#### Data

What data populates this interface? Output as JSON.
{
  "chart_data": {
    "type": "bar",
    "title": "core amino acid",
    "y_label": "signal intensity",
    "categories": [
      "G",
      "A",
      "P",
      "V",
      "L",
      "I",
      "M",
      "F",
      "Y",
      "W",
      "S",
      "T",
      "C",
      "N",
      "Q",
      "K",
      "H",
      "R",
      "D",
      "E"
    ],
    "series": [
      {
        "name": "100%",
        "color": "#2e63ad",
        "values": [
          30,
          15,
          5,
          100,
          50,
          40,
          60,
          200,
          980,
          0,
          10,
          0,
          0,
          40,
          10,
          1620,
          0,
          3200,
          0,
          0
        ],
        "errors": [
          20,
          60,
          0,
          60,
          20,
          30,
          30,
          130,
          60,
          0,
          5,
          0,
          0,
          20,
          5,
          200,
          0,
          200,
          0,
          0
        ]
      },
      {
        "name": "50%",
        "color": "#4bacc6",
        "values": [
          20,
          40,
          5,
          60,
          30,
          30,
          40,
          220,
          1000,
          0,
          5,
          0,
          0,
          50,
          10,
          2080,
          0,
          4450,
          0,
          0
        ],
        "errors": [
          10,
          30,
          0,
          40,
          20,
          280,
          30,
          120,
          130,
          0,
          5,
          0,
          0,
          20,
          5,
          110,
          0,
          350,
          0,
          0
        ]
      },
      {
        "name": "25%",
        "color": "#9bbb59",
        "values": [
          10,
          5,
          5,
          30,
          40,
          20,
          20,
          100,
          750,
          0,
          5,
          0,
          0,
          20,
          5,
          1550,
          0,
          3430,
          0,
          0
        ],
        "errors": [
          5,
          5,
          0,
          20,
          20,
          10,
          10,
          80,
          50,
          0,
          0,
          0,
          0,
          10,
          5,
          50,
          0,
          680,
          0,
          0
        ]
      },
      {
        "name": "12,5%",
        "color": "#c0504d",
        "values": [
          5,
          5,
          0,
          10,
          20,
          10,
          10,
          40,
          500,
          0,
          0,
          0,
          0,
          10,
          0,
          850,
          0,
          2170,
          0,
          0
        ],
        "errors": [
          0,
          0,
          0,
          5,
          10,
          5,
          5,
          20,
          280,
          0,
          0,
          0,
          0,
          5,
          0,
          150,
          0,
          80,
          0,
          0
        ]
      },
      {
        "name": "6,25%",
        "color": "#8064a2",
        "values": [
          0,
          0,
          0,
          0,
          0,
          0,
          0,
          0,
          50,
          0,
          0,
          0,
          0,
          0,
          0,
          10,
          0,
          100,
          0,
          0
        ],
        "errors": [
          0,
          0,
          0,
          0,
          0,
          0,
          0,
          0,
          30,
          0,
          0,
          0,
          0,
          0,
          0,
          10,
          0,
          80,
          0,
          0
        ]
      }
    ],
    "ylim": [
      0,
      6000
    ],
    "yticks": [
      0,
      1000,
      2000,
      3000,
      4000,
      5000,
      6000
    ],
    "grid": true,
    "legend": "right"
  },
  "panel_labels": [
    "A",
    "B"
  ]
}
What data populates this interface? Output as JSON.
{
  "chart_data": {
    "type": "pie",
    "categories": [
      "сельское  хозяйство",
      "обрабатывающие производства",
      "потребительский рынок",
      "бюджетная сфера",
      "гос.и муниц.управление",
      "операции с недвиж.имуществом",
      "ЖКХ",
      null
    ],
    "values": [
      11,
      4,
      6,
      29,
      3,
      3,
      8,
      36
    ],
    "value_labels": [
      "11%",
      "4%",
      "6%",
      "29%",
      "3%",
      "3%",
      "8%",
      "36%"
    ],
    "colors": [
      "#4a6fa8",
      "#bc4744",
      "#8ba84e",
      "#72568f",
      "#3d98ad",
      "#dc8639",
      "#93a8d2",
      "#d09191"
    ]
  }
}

########

Write every record out again, unaltered.

▶ [Output]
What data populates this interface? Output as JSON.
{
  "chart_data": {
    "type": "bar",
    "title": "core amino acid",
    "y_label": "signal intensity",
    "categories": [
      "G",
      "A",
      "P",
      "V",
      "L",
      "I",
      "M",
      "F",
      "Y",
      "W",
      "S",
      "T",
      "C",
      "N",
      "Q",
      "K",
      "H",
      "R",
      "D",
      "E"
    ],
    "series": [
      {
        "name": "100%",
        "color": "#2e63ad",
        "values": [
          30,
          15,
          5,
          100,
          50,
          40,
          60,
          200,
          980,
          0,
          10,
          0,
          0,
          40,
          10,
          1620,
          0,
          3200,
          0,
          0
        ],
        "errors": [
          20,
          60,
          0,
          60,
          20,
          30,
          30,
          130,
          60,
          0,
          5,
          0,
          0,
          20,
          5,
          200,
          0,
          200,
          0,
          0
        ]
      },
      {
        "name": "50%",
        "color": "#4bacc6",
        "values": [
          20,
          40,
          5,
          60,
          30,
          30,
          40,
          220,
          1000,
          0,
          5,
          0,
          0,
          50,
          10,
          2080,
          0,
          4450,
          0,
          0
        ],
        "errors": [
          10,
          30,
          0,
          40,
          20,
          280,
          30,
          120,
          130,
          0,
          5,
          0,
          0,
          20,
          5,
          110,
          0,
          350,
          0,
          0
        ]
      },
      {
        "name": "25%",
        "color": "#9bbb59",
        "values": [
          10,
          5,
          5,
          30,
          40,
          20,
          20,
          100,
          750,
          0,
          5,
          0,
          0,
          20,
          5,
          1550,
          0,
          3430,
          0,
          0
        ],
        "errors": [
          5,
          5,
          0,
          20,
          20,
          10,
          10,
          80,
          50,
          0,
          0,
          0,
          0,
          10,
          5,
          50,
          0,
          680,
          0,
          0
        ]
      },
      {
        "name": "12,5%",
        "color": "#c0504d",
        "values": [
          5,
          5,
          0,
          10,
          20,
          10,
          10,
          40,
          500,
          0,
          0,
          0,
          0,
          10,
          0,
          850,
          0,
          2170,
          0,
          0
        ],
        "errors": [
          0,
          0,
          0,
          5,
          10,
          5,
          5,
          20,
          280,
          0,
          0,
          0,
          0,
          5,
          0,
          150,
          0,
          80,
          0,
          0
        ]
      },
      {
        "name": "6,25%",
        "color": "#8064a2",
        "values": [
          0,
          0,
          0,
          0,
          0,
          0,
          0,
          0,
          50,
          0,
          0,
          0,
          0,
          0,
          0,
          10,
          0,
          100,
          0,
          0
        ],
        "errors": [
          0,
          0,
          0,
          0,
          0,
          0,
          0,
          0,
          30,
          0,
          0,
          0,
          0,
          0,
          0,
          10,
          0,
          80,
          0,
          0
        ]
      }
    ],
    "ylim": [
      0,
      6000
    ],
    "yticks": [
      0,
      1000,
      2000,
      3000,
      4000,
      5000,
      6000
    ],
    "grid": true,
    "legend": "right"
  },
  "panel_labels": [
    "A",
    "B"
  ]
}
What data populates this interface? Output as JSON.
{
  "chart_data": {
    "type": "pie",
    "categories": [
      "сельское  хозяйство",
      "обрабатывающие производства",
      "потребительский рынок",
      "бюджетная сфера",
      "гос.и муниц.управление",
      "операции с недвиж.имуществом",
      "ЖКХ",
      null
    ],
    "values": [
      11,
      4,
      6,
      29,
      3,
      3,
      8,
      36
    ],
    "value_labels": [
      "11%",
      "4%",
      "6%",
      "29%",
      "3%",
      "3%",
      "8%",
      "36%"
    ],
    "colors": [
      "#4a6fa8",
      "#bc4744",
      "#8ba84e",
      "#72568f",
      "#3d98ad",
      "#dc8639",
      "#93a8d2",
      "#d09191"
    ]
  }
}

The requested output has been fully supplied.